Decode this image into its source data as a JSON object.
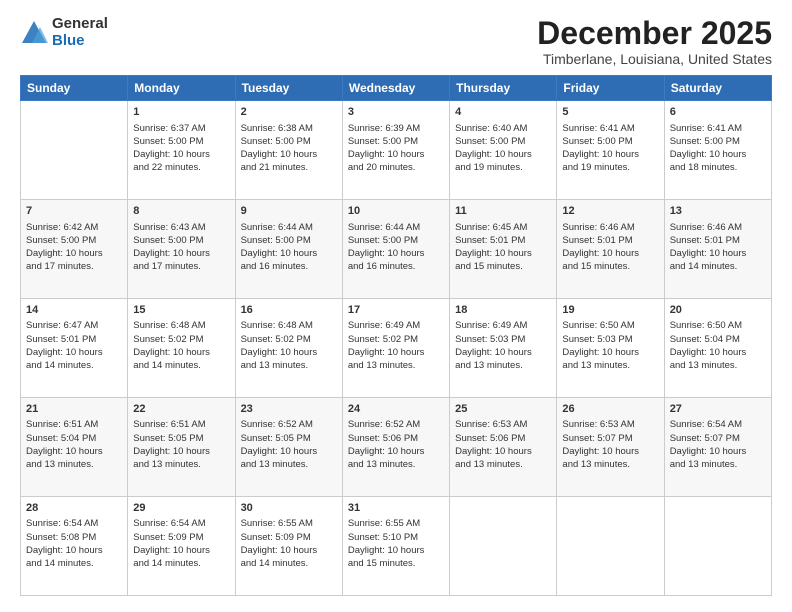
{
  "logo": {
    "general": "General",
    "blue": "Blue"
  },
  "header": {
    "title": "December 2025",
    "subtitle": "Timberlane, Louisiana, United States"
  },
  "calendar": {
    "days_of_week": [
      "Sunday",
      "Monday",
      "Tuesday",
      "Wednesday",
      "Thursday",
      "Friday",
      "Saturday"
    ],
    "weeks": [
      [
        {
          "day": "",
          "info": ""
        },
        {
          "day": "1",
          "info": "Sunrise: 6:37 AM\nSunset: 5:00 PM\nDaylight: 10 hours\nand 22 minutes."
        },
        {
          "day": "2",
          "info": "Sunrise: 6:38 AM\nSunset: 5:00 PM\nDaylight: 10 hours\nand 21 minutes."
        },
        {
          "day": "3",
          "info": "Sunrise: 6:39 AM\nSunset: 5:00 PM\nDaylight: 10 hours\nand 20 minutes."
        },
        {
          "day": "4",
          "info": "Sunrise: 6:40 AM\nSunset: 5:00 PM\nDaylight: 10 hours\nand 19 minutes."
        },
        {
          "day": "5",
          "info": "Sunrise: 6:41 AM\nSunset: 5:00 PM\nDaylight: 10 hours\nand 19 minutes."
        },
        {
          "day": "6",
          "info": "Sunrise: 6:41 AM\nSunset: 5:00 PM\nDaylight: 10 hours\nand 18 minutes."
        }
      ],
      [
        {
          "day": "7",
          "info": "Sunrise: 6:42 AM\nSunset: 5:00 PM\nDaylight: 10 hours\nand 17 minutes."
        },
        {
          "day": "8",
          "info": "Sunrise: 6:43 AM\nSunset: 5:00 PM\nDaylight: 10 hours\nand 17 minutes."
        },
        {
          "day": "9",
          "info": "Sunrise: 6:44 AM\nSunset: 5:00 PM\nDaylight: 10 hours\nand 16 minutes."
        },
        {
          "day": "10",
          "info": "Sunrise: 6:44 AM\nSunset: 5:00 PM\nDaylight: 10 hours\nand 16 minutes."
        },
        {
          "day": "11",
          "info": "Sunrise: 6:45 AM\nSunset: 5:01 PM\nDaylight: 10 hours\nand 15 minutes."
        },
        {
          "day": "12",
          "info": "Sunrise: 6:46 AM\nSunset: 5:01 PM\nDaylight: 10 hours\nand 15 minutes."
        },
        {
          "day": "13",
          "info": "Sunrise: 6:46 AM\nSunset: 5:01 PM\nDaylight: 10 hours\nand 14 minutes."
        }
      ],
      [
        {
          "day": "14",
          "info": "Sunrise: 6:47 AM\nSunset: 5:01 PM\nDaylight: 10 hours\nand 14 minutes."
        },
        {
          "day": "15",
          "info": "Sunrise: 6:48 AM\nSunset: 5:02 PM\nDaylight: 10 hours\nand 14 minutes."
        },
        {
          "day": "16",
          "info": "Sunrise: 6:48 AM\nSunset: 5:02 PM\nDaylight: 10 hours\nand 13 minutes."
        },
        {
          "day": "17",
          "info": "Sunrise: 6:49 AM\nSunset: 5:02 PM\nDaylight: 10 hours\nand 13 minutes."
        },
        {
          "day": "18",
          "info": "Sunrise: 6:49 AM\nSunset: 5:03 PM\nDaylight: 10 hours\nand 13 minutes."
        },
        {
          "day": "19",
          "info": "Sunrise: 6:50 AM\nSunset: 5:03 PM\nDaylight: 10 hours\nand 13 minutes."
        },
        {
          "day": "20",
          "info": "Sunrise: 6:50 AM\nSunset: 5:04 PM\nDaylight: 10 hours\nand 13 minutes."
        }
      ],
      [
        {
          "day": "21",
          "info": "Sunrise: 6:51 AM\nSunset: 5:04 PM\nDaylight: 10 hours\nand 13 minutes."
        },
        {
          "day": "22",
          "info": "Sunrise: 6:51 AM\nSunset: 5:05 PM\nDaylight: 10 hours\nand 13 minutes."
        },
        {
          "day": "23",
          "info": "Sunrise: 6:52 AM\nSunset: 5:05 PM\nDaylight: 10 hours\nand 13 minutes."
        },
        {
          "day": "24",
          "info": "Sunrise: 6:52 AM\nSunset: 5:06 PM\nDaylight: 10 hours\nand 13 minutes."
        },
        {
          "day": "25",
          "info": "Sunrise: 6:53 AM\nSunset: 5:06 PM\nDaylight: 10 hours\nand 13 minutes."
        },
        {
          "day": "26",
          "info": "Sunrise: 6:53 AM\nSunset: 5:07 PM\nDaylight: 10 hours\nand 13 minutes."
        },
        {
          "day": "27",
          "info": "Sunrise: 6:54 AM\nSunset: 5:07 PM\nDaylight: 10 hours\nand 13 minutes."
        }
      ],
      [
        {
          "day": "28",
          "info": "Sunrise: 6:54 AM\nSunset: 5:08 PM\nDaylight: 10 hours\nand 14 minutes."
        },
        {
          "day": "29",
          "info": "Sunrise: 6:54 AM\nSunset: 5:09 PM\nDaylight: 10 hours\nand 14 minutes."
        },
        {
          "day": "30",
          "info": "Sunrise: 6:55 AM\nSunset: 5:09 PM\nDaylight: 10 hours\nand 14 minutes."
        },
        {
          "day": "31",
          "info": "Sunrise: 6:55 AM\nSunset: 5:10 PM\nDaylight: 10 hours\nand 15 minutes."
        },
        {
          "day": "",
          "info": ""
        },
        {
          "day": "",
          "info": ""
        },
        {
          "day": "",
          "info": ""
        }
      ]
    ]
  }
}
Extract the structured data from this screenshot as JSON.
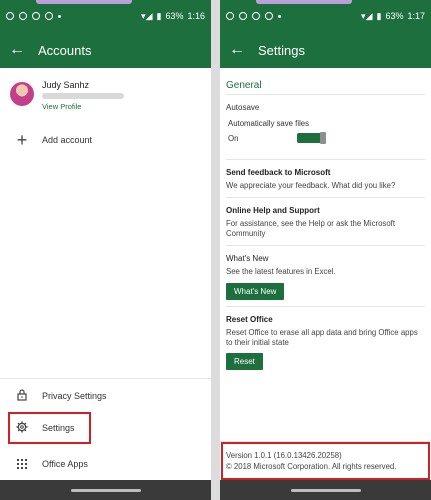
{
  "left": {
    "status": {
      "battery": "63%",
      "time": "1:16"
    },
    "appbar": {
      "title": "Accounts"
    },
    "profile": {
      "name": "Judy Sanhz",
      "view_profile": "View Profile"
    },
    "add_account": "Add account",
    "privacy_settings": "Privacy Settings",
    "settings": "Settings",
    "office_apps": "Office Apps"
  },
  "right": {
    "status": {
      "battery": "63%",
      "time": "1:17"
    },
    "appbar": {
      "title": "Settings"
    },
    "general": "General",
    "autosave": {
      "label": "Autosave",
      "option": "Automatically save files",
      "state": "On"
    },
    "feedback": {
      "title": "Send feedback to Microsoft",
      "desc": "We appreciate your feedback.  What did you like?"
    },
    "help": {
      "title": "Online Help and Support",
      "desc": "For assistance, see the Help or ask the Microsoft Community"
    },
    "whats_new": {
      "title": "What's New",
      "desc": "See the latest features in Excel.",
      "button": "What's New"
    },
    "reset": {
      "title": "Reset Office",
      "desc": "Reset Office to erase all app data and bring Office apps to their initial state",
      "button": "Reset"
    },
    "version": {
      "line1": "Version 1.0.1 (16.0.13426.20258)",
      "line2": "© 2018 Microsoft Corporation. All rights reserved."
    }
  },
  "colors": {
    "accent": "#1d6f3e",
    "highlight": "#d11f26"
  }
}
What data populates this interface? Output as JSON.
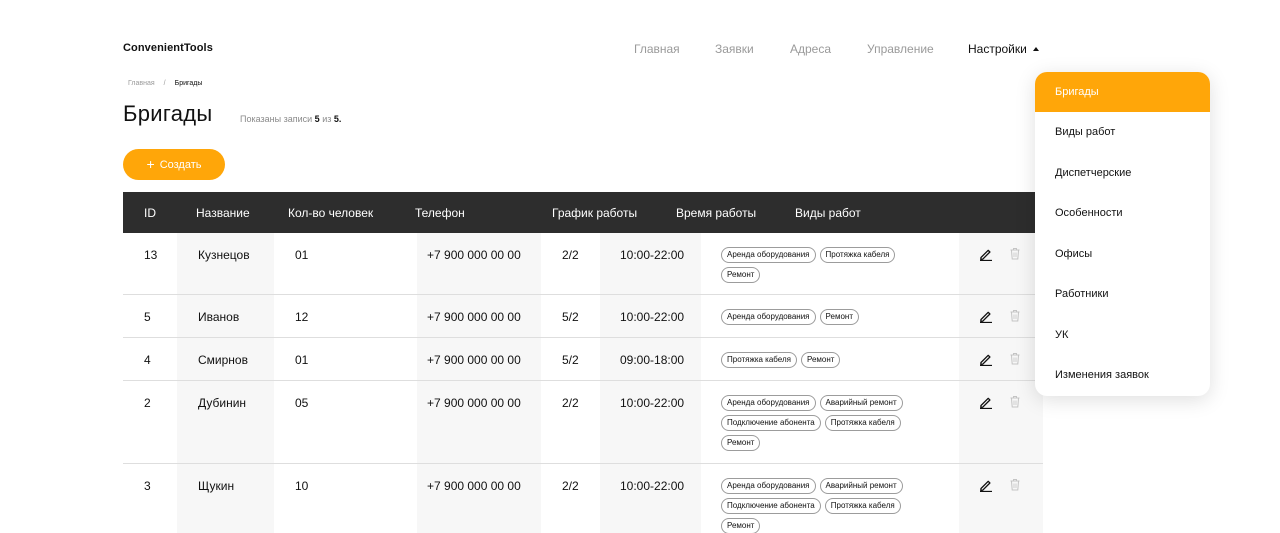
{
  "brand": "ConvenientTools",
  "nav": {
    "items": [
      "Главная",
      "Заявки",
      "Адреса",
      "Управление"
    ],
    "settings_label": "Настройки"
  },
  "breadcrumb": {
    "home": "Главная",
    "separator": "/",
    "current": "Бригады"
  },
  "page": {
    "title": "Бригады",
    "records_prefix": "Показаны записи",
    "records_shown": "5",
    "records_of": "из",
    "records_total": "5."
  },
  "create_button": {
    "plus": "+",
    "label": "Создать"
  },
  "table": {
    "headers": [
      "ID",
      "Название",
      "Кол-во человек",
      "Телефон",
      "График работы",
      "Время работы",
      "Виды работ"
    ],
    "rows": [
      {
        "id": "13",
        "name": "Кузнецов",
        "people": "01",
        "phone": "+7 900 000 00 00",
        "schedule": "2/2",
        "time": "10:00-22:00",
        "tags": [
          "Аренда оборудования",
          "Протяжка кабеля",
          "Ремонт"
        ]
      },
      {
        "id": "5",
        "name": "Иванов",
        "people": "12",
        "phone": "+7 900 000 00 00",
        "schedule": "5/2",
        "time": "10:00-22:00",
        "tags": [
          "Аренда оборудования",
          "Ремонт"
        ]
      },
      {
        "id": "4",
        "name": "Смирнов",
        "people": "01",
        "phone": "+7 900 000 00 00",
        "schedule": "5/2",
        "time": "09:00-18:00",
        "tags": [
          "Протяжка кабеля",
          "Ремонт"
        ]
      },
      {
        "id": "2",
        "name": "Дубинин",
        "people": "05",
        "phone": "+7 900 000 00 00",
        "schedule": "2/2",
        "time": "10:00-22:00",
        "tags": [
          "Аренда оборудования",
          "Аварийный ремонт",
          "Подключение абонента",
          "Протяжка кабеля",
          "Ремонт"
        ]
      },
      {
        "id": "3",
        "name": "Щукин",
        "people": "10",
        "phone": "+7 900 000 00 00",
        "schedule": "2/2",
        "time": "10:00-22:00",
        "tags": [
          "Аренда оборудования",
          "Аварийный ремонт",
          "Подключение абонента",
          "Протяжка кабеля",
          "Ремонт"
        ]
      }
    ],
    "actions": {
      "edit_icon": "pencil-icon",
      "delete_icon": "trash-icon"
    }
  },
  "settings_menu": {
    "items": [
      "Бригады",
      "Виды работ",
      "Диспетчерские",
      "Особенности",
      "Офисы",
      "Работники",
      "УК",
      "Изменения заявок"
    ],
    "active": "Бригады"
  },
  "colors": {
    "accent": "#ffa609",
    "header_bg": "#2d2d2d",
    "muted_text": "#9a9a9a",
    "column_shade": "#f7f7f7"
  }
}
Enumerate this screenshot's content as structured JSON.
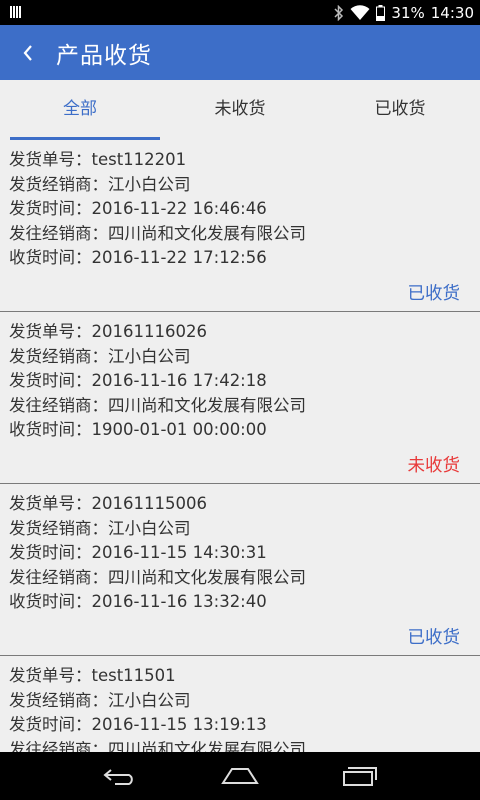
{
  "status_bar": {
    "battery": "31%",
    "time": "14:30"
  },
  "header": {
    "title": "产品收货"
  },
  "tabs": [
    {
      "label": "全部"
    },
    {
      "label": "未收货"
    },
    {
      "label": "已收货"
    }
  ],
  "orders": [
    {
      "order_no": "发货单号：test112201",
      "distributor": "发货经销商：江小白公司",
      "ship_time": "发货时间：2016-11-22 16:46:46",
      "dest": "发往经销商：四川尚和文化发展有限公司",
      "receive_time": "收货时间：2016-11-22 17:12:56",
      "status": "已收货"
    },
    {
      "order_no": "发货单号：20161116026",
      "distributor": "发货经销商：江小白公司",
      "ship_time": "发货时间：2016-11-16 17:42:18",
      "dest": "发往经销商：四川尚和文化发展有限公司",
      "receive_time": "收货时间：1900-01-01 00:00:00",
      "status": "未收货"
    },
    {
      "order_no": "发货单号：20161115006",
      "distributor": "发货经销商：江小白公司",
      "ship_time": "发货时间：2016-11-15 14:30:31",
      "dest": "发往经销商：四川尚和文化发展有限公司",
      "receive_time": "收货时间：2016-11-16 13:32:40",
      "status": "已收货"
    },
    {
      "order_no": "发货单号：test11501",
      "distributor": "发货经销商：江小白公司",
      "ship_time": "发货时间：2016-11-15 13:19:13",
      "dest": "发往经销商：四川尚和文化发展有限公司"
    }
  ],
  "colors": {
    "accent": "#3d6ec8",
    "received": "#3d6ec8",
    "not_received": "#e83a3a"
  }
}
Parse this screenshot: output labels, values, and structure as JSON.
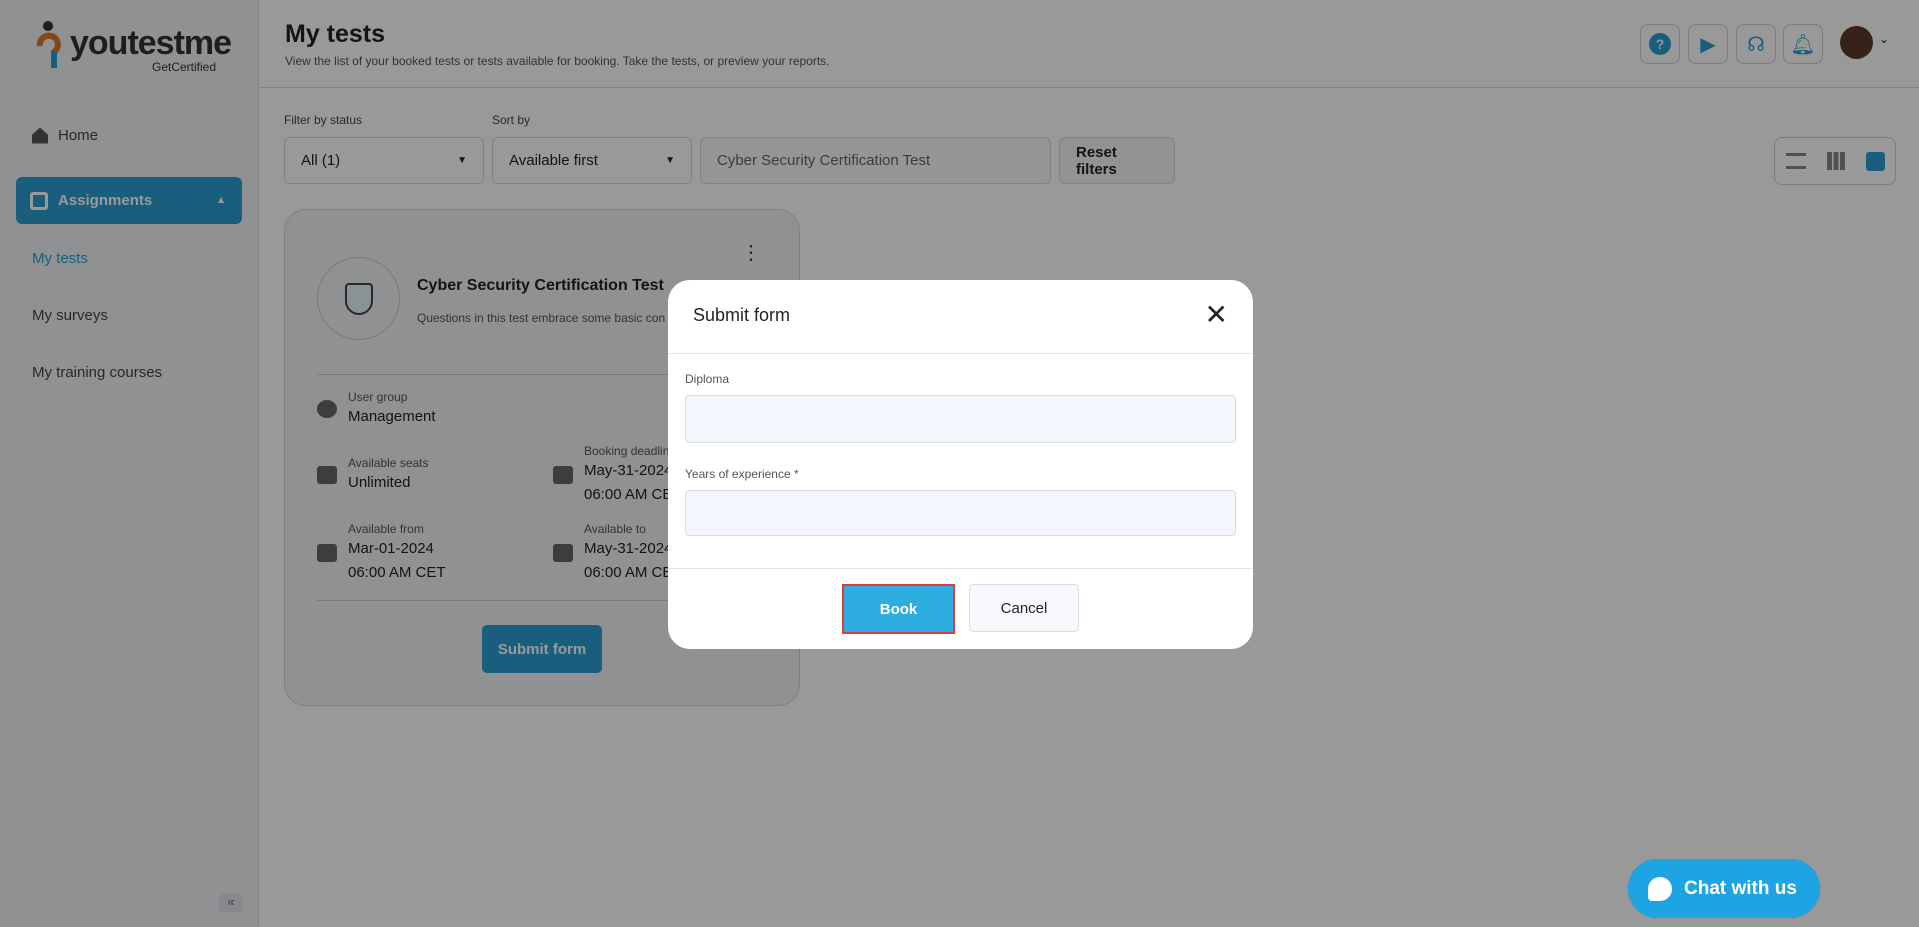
{
  "logo": {
    "word": "youtestme",
    "sub": "GetCertified"
  },
  "sidebar": {
    "home": "Home",
    "assignments": "Assignments",
    "items": [
      "My tests",
      "My surveys",
      "My training courses"
    ]
  },
  "header": {
    "title": "My tests",
    "subtitle": "View the list of your booked tests or tests available for booking. Take the tests, or preview your reports."
  },
  "filters": {
    "status_label": "Filter by status",
    "status_value": "All (1)",
    "sort_label": "Sort by",
    "sort_value": "Available first",
    "search_value": "Cyber Security Certification Test",
    "reset": "Reset filters"
  },
  "card": {
    "title": "Cyber Security Certification Test",
    "description": "Questions in this test embrace some basic con",
    "user_group_label": "User group",
    "user_group": "Management",
    "seats_label": "Available seats",
    "seats": "Unlimited",
    "deadline_label": "Booking deadlin",
    "deadline_date": "May-31-2024",
    "deadline_time": "06:00 AM CES",
    "from_label": "Available from",
    "from_date": "Mar-01-2024",
    "from_time": "06:00 AM CET",
    "to_label": "Available to",
    "to_date": "May-31-2024",
    "to_time": "06:00 AM CES",
    "submit": "Submit form"
  },
  "modal": {
    "title": "Submit form",
    "diploma_label": "Diploma",
    "diploma_value": "",
    "years_label": "Years of experience *",
    "years_value": "",
    "book": "Book",
    "cancel": "Cancel"
  },
  "chat": {
    "label": "Chat with us"
  },
  "colors": {
    "accent": "#2a9fd0",
    "book": "#2eaee0",
    "highlight": "#e53935"
  }
}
____
_Work to complete_: Check each line of the data above for the word "feedback" and say how many lines have it. Give the number alone.

_Answer to the problem_: 3